• [EXERCISE DIRECTIONS] Make an exact copy of each entry, leaving out every picture.

• [Recorded data]
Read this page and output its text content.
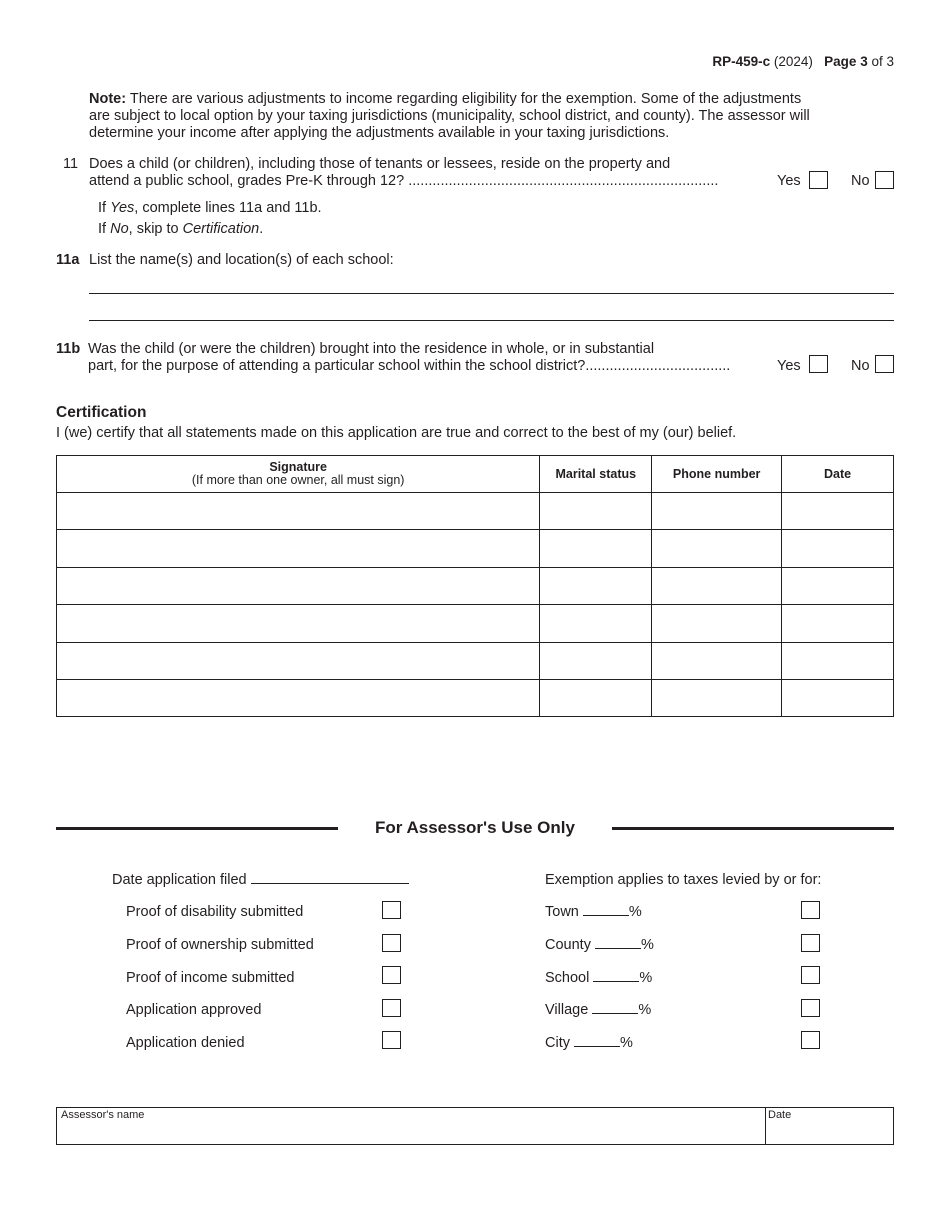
RP-459-c (2024) Page 3 of 3
Note: There are various adjustments to income regarding eligibility for the exemption. Some of the adjustments
are subject to local option by your taxing jurisdictions (municipality, school district, and county). The assessor will
determine your income after applying the adjustments available in your taxing jurisdictions.
11 Does a child (or children), including those of tenants or lessees, reside on the property and
attend a public school, grades Pre-K through 12? .............................................................................	Yes	No
If Yes, complete lines 11a and 11b.
If No, skip to Certification.
11a List the name(s) and location(s) of each school:
11b Was the child (or were the children) brought into the residence in whole, or in substantial
part, for the purpose of attending a particular school within the school district?....................................	Yes	No
Certification
I (we) certify that all statements made on this application are true and correct to the best of my (our) belief.
Signature
(If more than one owner, all must sign)	Marital status	Phone number	Date

For Assessor's Use Only
Date application filed
Proof of disability submitted
Proof of ownership submitted
Proof of income submitted
Application approved
Application denied
Exemption applies to taxes levied by or for:
Town	%
County	%
School	%
Village	%
City	%
Assessor's name	Date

• [FINAL RESULT]
Read this page and output its text content.
RP-459-c (2024) Page 3 of 3
Note: There are various adjustments to income regarding eligibility for the exemption. Some of the adjustments
are subject to local option by your taxing jurisdictions (municipality, school district, and county). The assessor will
determine your income after applying the adjustments available in your taxing jurisdictions.
11 Does a child (or children), including those of tenants or lessees, reside on the property and
attend a public school, grades Pre-K through 12? .............................................................................	Yes	No
If Yes, complete lines 11a and 11b.
If No, skip to Certification.
11a List the name(s) and location(s) of each school:
11b Was the child (or were the children) brought into the residence in whole, or in substantial
part, for the purpose of attending a particular school within the school district?....................................	Yes	No
Certification
I (we) certify that all statements made on this application are true and correct to the best of my (our) belief.
Signature
(If more than one owner, all must sign)	Marital status	Phone number	Date

For Assessor's Use Only
Date application filed
Proof of disability submitted
Proof of ownership submitted
Proof of income submitted
Application approved
Application denied
Exemption applies to taxes levied by or for:
Town	%
County	%
School	%
Village	%
City	%
Assessor's name	Date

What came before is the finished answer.